- BRIEF: Work out how many lines include "Baseline" and answer with that number only.

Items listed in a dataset
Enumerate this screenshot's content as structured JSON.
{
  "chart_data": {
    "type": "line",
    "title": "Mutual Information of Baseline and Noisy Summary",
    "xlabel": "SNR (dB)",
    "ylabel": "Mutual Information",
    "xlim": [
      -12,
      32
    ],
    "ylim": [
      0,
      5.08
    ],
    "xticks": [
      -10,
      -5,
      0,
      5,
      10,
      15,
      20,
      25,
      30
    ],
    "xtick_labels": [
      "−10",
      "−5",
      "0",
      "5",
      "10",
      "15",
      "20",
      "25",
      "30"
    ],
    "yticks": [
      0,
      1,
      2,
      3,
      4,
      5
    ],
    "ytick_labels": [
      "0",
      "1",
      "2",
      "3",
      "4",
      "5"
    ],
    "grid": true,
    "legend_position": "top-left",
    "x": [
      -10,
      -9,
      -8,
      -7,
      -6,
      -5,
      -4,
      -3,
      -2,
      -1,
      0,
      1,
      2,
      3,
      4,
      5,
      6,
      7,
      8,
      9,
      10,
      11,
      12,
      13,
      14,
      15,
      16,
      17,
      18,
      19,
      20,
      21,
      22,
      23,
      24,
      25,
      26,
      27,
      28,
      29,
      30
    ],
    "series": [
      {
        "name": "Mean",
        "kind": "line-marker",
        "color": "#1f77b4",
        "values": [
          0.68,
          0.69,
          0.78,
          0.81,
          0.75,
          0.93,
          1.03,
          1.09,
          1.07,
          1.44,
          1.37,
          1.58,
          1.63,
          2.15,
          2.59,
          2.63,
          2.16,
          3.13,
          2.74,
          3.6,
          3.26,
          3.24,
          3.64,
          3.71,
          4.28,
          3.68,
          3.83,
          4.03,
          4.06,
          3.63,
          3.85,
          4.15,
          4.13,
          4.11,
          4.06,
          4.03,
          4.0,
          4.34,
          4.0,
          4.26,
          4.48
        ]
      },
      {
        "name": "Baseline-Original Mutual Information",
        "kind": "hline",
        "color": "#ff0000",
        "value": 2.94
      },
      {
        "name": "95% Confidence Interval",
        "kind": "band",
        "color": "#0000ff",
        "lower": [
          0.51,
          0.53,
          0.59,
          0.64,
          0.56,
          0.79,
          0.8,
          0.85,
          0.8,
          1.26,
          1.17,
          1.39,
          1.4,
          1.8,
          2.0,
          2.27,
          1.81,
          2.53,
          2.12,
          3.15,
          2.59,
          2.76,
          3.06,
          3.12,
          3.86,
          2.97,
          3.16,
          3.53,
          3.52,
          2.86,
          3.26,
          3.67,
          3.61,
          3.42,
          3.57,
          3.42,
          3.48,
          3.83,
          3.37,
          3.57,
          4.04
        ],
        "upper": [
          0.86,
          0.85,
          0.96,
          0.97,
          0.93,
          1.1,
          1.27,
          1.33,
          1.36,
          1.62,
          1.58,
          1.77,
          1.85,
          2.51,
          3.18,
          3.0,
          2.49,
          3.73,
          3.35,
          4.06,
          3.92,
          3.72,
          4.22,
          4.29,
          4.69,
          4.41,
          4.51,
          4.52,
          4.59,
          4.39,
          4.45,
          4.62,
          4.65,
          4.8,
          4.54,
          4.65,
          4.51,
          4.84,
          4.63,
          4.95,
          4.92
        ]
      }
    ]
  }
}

* * *

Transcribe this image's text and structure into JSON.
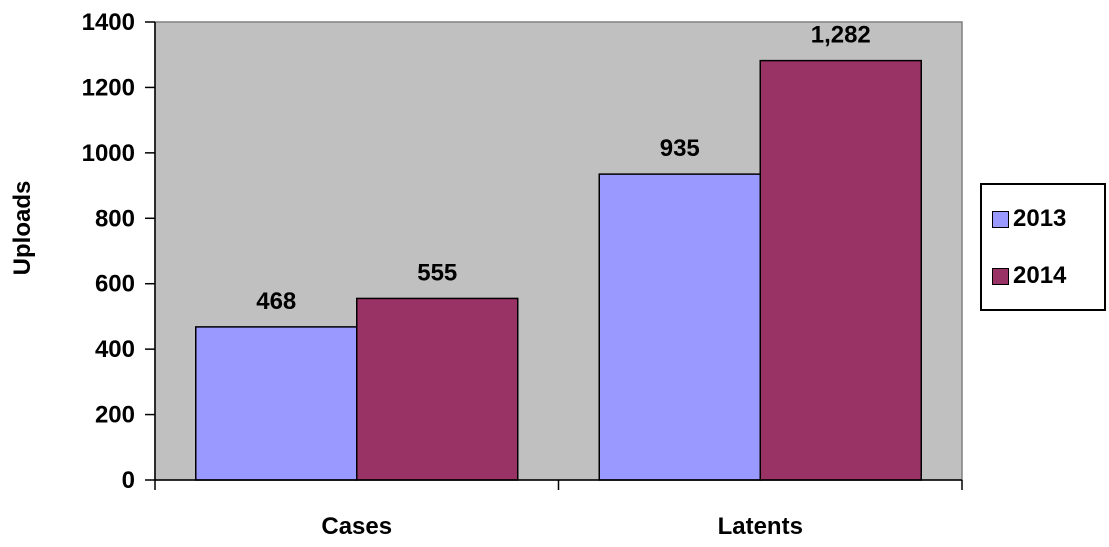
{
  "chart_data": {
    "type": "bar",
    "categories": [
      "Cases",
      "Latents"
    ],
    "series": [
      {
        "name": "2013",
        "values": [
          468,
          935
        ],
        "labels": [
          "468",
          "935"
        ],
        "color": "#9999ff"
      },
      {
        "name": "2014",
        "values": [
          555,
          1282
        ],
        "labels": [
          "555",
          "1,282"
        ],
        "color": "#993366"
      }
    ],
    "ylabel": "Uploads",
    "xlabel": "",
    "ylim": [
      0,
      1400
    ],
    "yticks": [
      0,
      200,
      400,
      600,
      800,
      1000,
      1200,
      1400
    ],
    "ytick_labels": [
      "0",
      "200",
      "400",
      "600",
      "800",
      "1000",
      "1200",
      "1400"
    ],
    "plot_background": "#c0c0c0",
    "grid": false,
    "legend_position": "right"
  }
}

- THE SOLUTION: 2